Do this – Quote the listing in full, exactly as given, minus any pictures.

***** Data supplied *****

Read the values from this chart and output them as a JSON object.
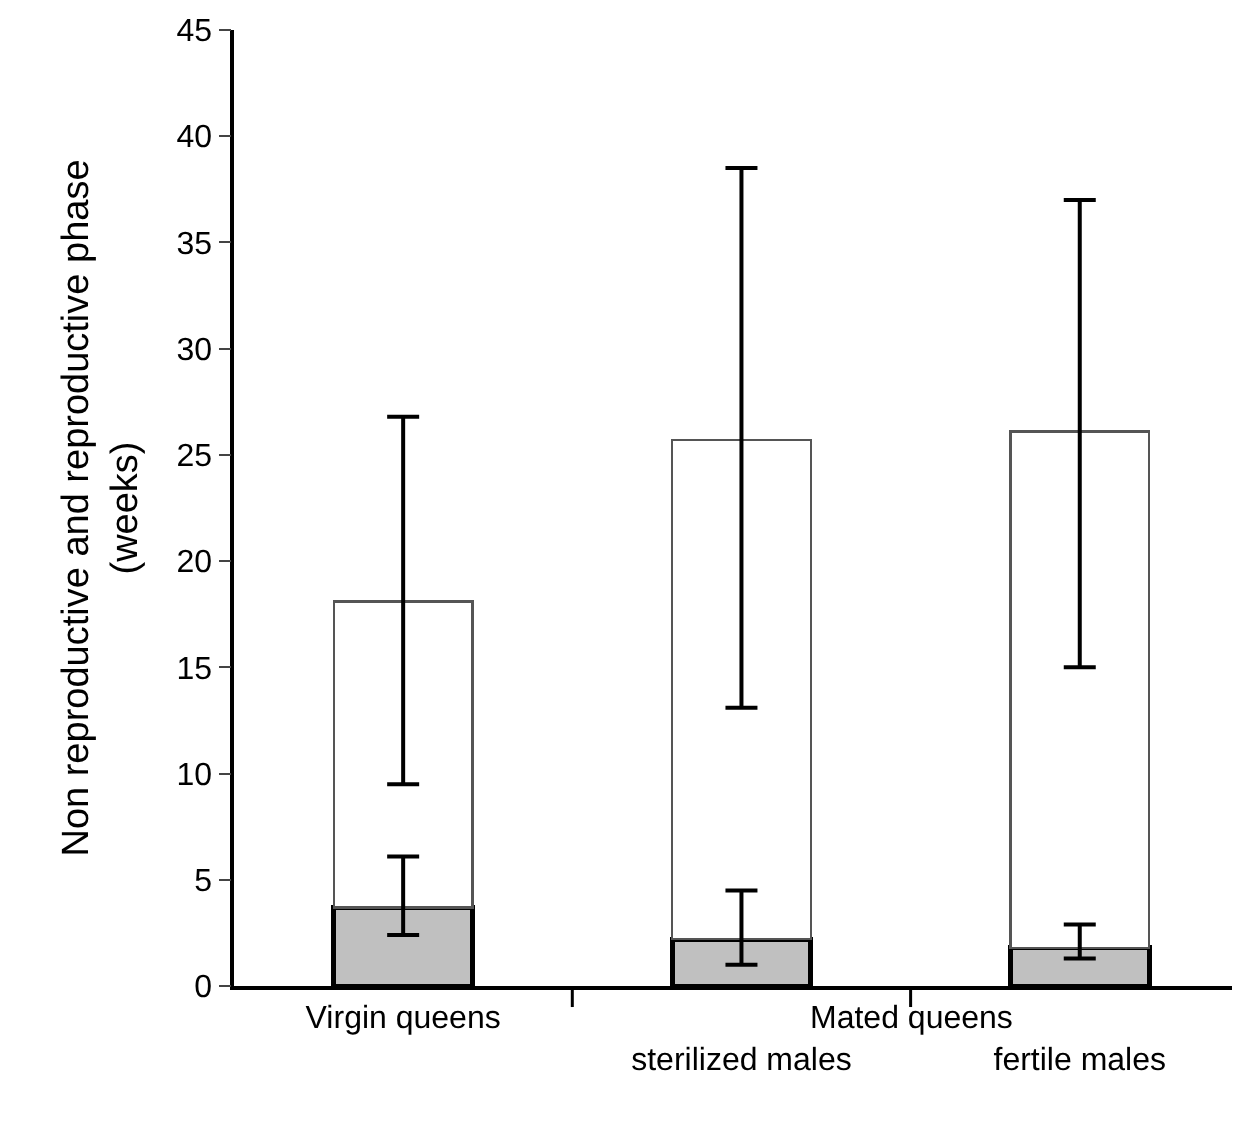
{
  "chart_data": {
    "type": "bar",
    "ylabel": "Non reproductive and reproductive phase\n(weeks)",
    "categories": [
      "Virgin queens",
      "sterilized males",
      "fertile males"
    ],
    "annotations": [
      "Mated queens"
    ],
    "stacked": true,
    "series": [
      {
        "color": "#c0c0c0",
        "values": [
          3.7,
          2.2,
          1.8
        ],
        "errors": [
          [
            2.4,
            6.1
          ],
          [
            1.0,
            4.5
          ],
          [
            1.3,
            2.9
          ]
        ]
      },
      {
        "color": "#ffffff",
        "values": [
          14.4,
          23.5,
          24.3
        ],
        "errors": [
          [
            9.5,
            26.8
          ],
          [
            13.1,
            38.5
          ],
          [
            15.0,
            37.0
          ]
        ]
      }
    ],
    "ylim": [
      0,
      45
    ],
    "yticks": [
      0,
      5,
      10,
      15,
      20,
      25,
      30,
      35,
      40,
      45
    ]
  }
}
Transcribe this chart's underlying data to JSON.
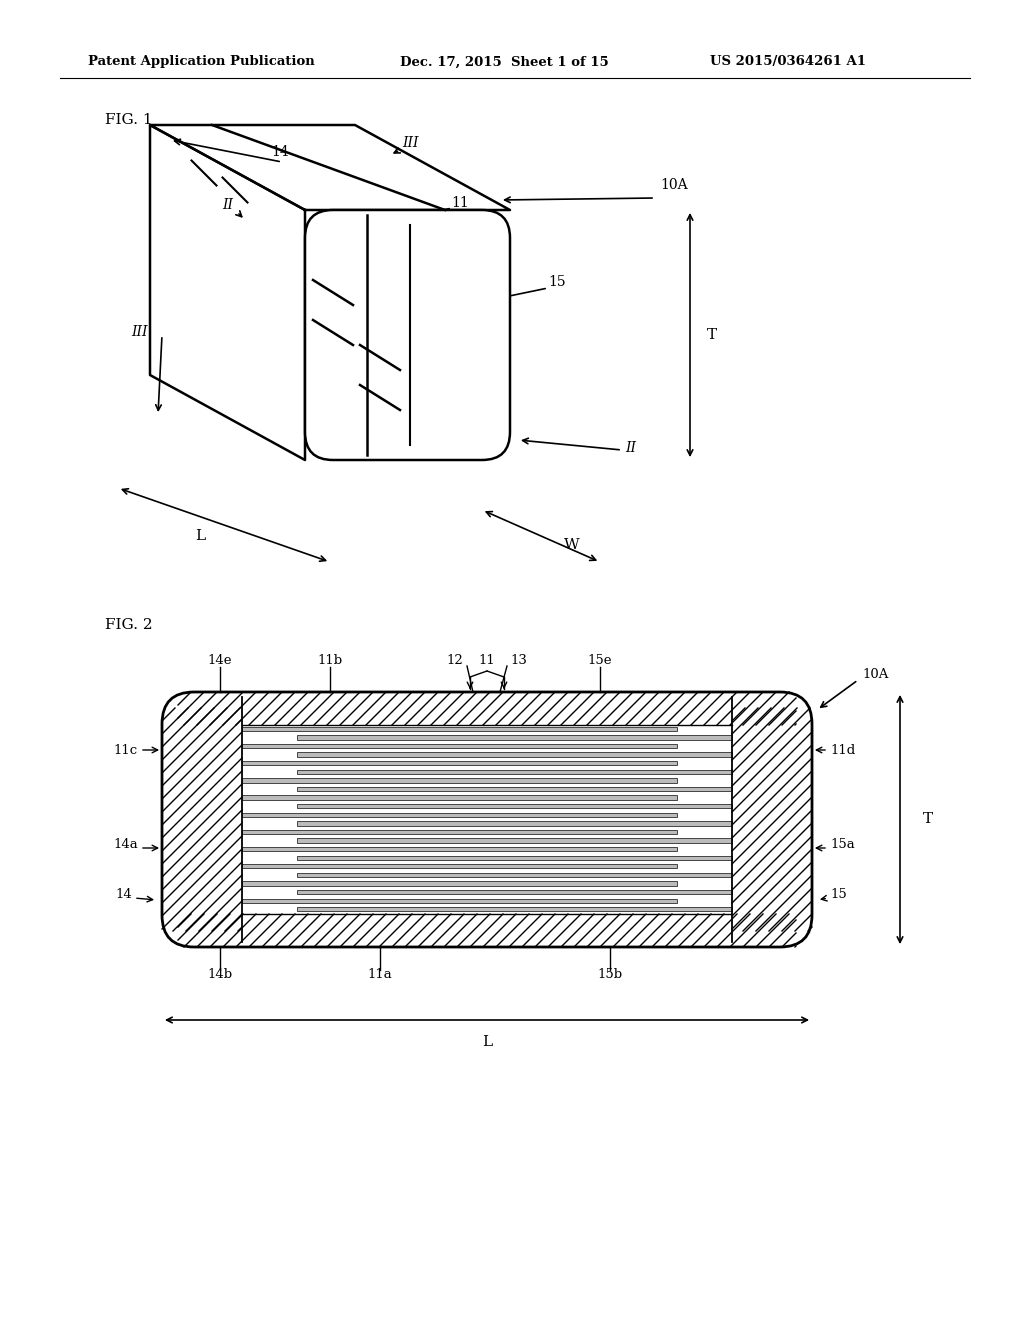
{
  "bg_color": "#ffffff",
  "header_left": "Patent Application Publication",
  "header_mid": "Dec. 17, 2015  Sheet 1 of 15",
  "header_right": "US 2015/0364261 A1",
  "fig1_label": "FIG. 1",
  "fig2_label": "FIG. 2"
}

*****

Output for this exercise –
Read the values from this chart and output them as a JSON object.
{
  "chart_data": {
    "type": "bar",
    "ylabel": "Non reproductive and reproductive phase\n(weeks)",
    "categories": [
      "Virgin queens",
      "sterilized males",
      "fertile males"
    ],
    "annotations": [
      "Mated queens"
    ],
    "stacked": true,
    "series": [
      {
        "color": "#c0c0c0",
        "values": [
          3.7,
          2.2,
          1.8
        ],
        "errors": [
          [
            2.4,
            6.1
          ],
          [
            1.0,
            4.5
          ],
          [
            1.3,
            2.9
          ]
        ]
      },
      {
        "color": "#ffffff",
        "values": [
          14.4,
          23.5,
          24.3
        ],
        "errors": [
          [
            9.5,
            26.8
          ],
          [
            13.1,
            38.5
          ],
          [
            15.0,
            37.0
          ]
        ]
      }
    ],
    "ylim": [
      0,
      45
    ],
    "yticks": [
      0,
      5,
      10,
      15,
      20,
      25,
      30,
      35,
      40,
      45
    ]
  }
}
Transcribe this chart's underlying data to JSON.
{
  "bg_color": "#ffffff",
  "header_left": "Patent Application Publication",
  "header_mid": "Dec. 17, 2015  Sheet 1 of 15",
  "header_right": "US 2015/0364261 A1",
  "fig1_label": "FIG. 1",
  "fig2_label": "FIG. 2"
}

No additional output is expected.